* [WRITTEN PROBLEM] Look through the listing and locate every line containing the word "axit"; copy those lines.

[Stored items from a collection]
--- BEGIN ---
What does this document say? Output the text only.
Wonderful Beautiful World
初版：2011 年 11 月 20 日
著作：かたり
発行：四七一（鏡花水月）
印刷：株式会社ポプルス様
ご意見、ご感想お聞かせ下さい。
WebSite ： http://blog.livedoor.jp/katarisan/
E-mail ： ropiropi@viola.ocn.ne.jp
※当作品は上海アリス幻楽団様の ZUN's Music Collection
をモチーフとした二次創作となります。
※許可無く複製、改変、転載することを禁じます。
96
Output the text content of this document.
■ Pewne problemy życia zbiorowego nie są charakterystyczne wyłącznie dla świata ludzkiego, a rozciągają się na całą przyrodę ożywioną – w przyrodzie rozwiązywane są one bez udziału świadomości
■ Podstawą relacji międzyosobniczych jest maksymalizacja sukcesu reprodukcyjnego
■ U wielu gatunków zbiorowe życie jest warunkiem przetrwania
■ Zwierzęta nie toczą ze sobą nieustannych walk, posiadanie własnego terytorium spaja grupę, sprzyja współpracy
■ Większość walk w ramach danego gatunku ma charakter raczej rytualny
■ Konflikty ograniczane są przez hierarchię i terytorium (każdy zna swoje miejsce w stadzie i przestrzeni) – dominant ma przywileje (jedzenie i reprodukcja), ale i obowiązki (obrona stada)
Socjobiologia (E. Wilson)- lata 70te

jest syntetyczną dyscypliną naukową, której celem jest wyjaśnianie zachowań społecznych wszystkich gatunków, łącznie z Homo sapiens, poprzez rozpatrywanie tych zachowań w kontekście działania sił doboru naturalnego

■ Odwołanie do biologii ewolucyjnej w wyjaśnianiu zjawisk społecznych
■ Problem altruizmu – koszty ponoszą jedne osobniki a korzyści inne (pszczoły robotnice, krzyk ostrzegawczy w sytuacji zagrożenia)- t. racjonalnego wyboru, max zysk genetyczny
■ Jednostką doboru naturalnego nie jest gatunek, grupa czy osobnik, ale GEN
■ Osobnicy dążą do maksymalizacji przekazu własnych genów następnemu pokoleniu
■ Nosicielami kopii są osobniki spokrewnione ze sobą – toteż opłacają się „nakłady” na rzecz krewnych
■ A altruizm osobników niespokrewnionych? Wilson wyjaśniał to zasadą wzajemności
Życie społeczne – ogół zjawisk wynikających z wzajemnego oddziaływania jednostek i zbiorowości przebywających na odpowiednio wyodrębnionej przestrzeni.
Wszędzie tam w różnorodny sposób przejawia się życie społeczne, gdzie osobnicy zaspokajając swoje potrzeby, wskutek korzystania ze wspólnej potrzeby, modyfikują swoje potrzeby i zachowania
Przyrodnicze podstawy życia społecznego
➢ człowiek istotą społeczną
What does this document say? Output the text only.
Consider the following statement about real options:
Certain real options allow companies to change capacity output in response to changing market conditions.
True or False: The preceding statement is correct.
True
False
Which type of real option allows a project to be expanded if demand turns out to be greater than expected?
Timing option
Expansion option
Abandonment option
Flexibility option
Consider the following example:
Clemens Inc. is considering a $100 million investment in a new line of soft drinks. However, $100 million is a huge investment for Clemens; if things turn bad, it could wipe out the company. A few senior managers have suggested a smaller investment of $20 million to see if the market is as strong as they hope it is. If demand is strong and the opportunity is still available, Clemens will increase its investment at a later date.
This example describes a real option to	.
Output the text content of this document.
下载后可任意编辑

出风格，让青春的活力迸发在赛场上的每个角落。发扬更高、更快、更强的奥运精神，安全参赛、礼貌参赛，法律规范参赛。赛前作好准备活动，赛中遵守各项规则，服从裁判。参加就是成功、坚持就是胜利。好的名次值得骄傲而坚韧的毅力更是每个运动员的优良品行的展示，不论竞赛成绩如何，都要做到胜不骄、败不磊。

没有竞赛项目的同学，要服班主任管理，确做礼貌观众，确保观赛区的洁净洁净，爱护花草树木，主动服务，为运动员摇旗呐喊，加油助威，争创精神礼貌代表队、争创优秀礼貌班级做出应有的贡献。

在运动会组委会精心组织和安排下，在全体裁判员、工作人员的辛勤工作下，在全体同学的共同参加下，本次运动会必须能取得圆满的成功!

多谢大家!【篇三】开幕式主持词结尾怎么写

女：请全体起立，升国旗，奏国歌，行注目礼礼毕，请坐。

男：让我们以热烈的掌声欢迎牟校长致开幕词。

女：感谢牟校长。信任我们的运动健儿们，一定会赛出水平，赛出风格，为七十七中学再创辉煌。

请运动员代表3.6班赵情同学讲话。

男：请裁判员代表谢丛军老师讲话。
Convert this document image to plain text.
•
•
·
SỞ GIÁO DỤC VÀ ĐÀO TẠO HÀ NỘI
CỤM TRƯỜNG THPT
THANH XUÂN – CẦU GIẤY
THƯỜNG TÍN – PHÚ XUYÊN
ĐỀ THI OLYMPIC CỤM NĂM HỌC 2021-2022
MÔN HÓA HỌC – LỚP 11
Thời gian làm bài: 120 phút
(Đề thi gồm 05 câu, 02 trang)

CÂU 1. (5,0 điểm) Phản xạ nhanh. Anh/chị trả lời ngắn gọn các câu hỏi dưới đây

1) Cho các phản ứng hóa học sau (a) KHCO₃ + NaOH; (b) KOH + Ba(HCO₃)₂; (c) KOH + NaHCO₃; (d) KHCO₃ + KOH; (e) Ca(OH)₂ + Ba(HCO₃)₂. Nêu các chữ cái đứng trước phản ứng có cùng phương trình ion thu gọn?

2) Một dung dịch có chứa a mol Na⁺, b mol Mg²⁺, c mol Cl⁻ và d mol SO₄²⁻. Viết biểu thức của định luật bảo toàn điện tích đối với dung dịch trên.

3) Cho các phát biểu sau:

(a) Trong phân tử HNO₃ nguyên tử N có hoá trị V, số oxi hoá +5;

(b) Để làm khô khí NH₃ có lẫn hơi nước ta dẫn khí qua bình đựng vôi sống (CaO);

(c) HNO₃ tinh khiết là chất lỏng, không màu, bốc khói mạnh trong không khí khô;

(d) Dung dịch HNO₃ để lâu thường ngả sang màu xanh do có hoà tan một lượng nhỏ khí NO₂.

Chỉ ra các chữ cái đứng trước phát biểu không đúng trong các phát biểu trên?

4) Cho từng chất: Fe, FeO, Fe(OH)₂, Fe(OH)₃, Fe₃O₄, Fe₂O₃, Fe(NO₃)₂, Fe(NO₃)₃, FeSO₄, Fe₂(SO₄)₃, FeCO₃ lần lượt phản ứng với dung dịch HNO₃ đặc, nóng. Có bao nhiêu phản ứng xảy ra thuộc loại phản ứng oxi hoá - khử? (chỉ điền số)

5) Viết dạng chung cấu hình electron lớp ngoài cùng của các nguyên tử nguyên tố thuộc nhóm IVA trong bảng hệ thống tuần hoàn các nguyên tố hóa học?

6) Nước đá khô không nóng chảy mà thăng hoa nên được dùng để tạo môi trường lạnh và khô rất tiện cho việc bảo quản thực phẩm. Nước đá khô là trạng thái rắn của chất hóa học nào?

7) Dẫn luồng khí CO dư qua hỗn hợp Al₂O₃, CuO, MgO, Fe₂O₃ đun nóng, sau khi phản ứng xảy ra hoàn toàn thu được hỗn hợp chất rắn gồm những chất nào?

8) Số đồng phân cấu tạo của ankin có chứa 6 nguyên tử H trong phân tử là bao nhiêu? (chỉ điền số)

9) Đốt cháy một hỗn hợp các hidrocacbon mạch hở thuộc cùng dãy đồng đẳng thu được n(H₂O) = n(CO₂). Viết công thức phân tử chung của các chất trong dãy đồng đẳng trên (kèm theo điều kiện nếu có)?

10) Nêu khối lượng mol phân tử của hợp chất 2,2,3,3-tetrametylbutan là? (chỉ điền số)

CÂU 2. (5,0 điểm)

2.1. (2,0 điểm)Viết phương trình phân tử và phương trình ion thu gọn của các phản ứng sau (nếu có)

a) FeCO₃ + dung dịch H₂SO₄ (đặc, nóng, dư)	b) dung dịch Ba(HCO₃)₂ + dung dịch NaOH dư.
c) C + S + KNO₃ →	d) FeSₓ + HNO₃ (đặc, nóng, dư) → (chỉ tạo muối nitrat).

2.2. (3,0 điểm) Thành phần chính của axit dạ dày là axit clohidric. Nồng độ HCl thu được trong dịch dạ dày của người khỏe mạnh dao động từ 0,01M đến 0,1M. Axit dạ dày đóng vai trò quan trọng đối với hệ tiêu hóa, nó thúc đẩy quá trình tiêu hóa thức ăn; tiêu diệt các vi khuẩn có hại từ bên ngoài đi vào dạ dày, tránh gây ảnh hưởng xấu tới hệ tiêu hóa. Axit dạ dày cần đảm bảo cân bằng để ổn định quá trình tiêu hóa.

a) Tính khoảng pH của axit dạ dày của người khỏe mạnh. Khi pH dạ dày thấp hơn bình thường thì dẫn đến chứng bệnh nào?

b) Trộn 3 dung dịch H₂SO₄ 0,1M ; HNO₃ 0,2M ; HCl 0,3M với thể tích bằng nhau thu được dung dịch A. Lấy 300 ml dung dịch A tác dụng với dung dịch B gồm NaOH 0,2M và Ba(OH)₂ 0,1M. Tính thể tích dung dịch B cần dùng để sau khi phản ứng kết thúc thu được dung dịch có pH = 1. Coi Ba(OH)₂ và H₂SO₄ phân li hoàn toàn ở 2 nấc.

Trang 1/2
--- END ---
* [RESPONSE TO THE EXERCISE]
2.2. (3,0 điểm) Thành phần chính của axit dạ dày là axit clohidric. Nồng độ HCl thu được trong dịch dạ dày của người khỏe mạnh dao động từ 0,01M đến 0,1M. Axit dạ dày đóng vai trò quan trọng đối với hệ tiêu hóa, nó thúc đẩy quá trình tiêu hóa thức ăn; tiêu diệt các vi khuẩn có hại từ bên ngoài đi vào dạ dày, tránh gây ảnh hưởng xấu tới hệ tiêu hóa. Axit dạ dày cần đảm bảo cân bằng để ổn định quá trình tiêu hóa.
a) Tính khoảng pH của axit dạ dày của người khỏe mạnh. Khi pH dạ dày thấp hơn bình thường thì dẫn đến chứng bệnh nào?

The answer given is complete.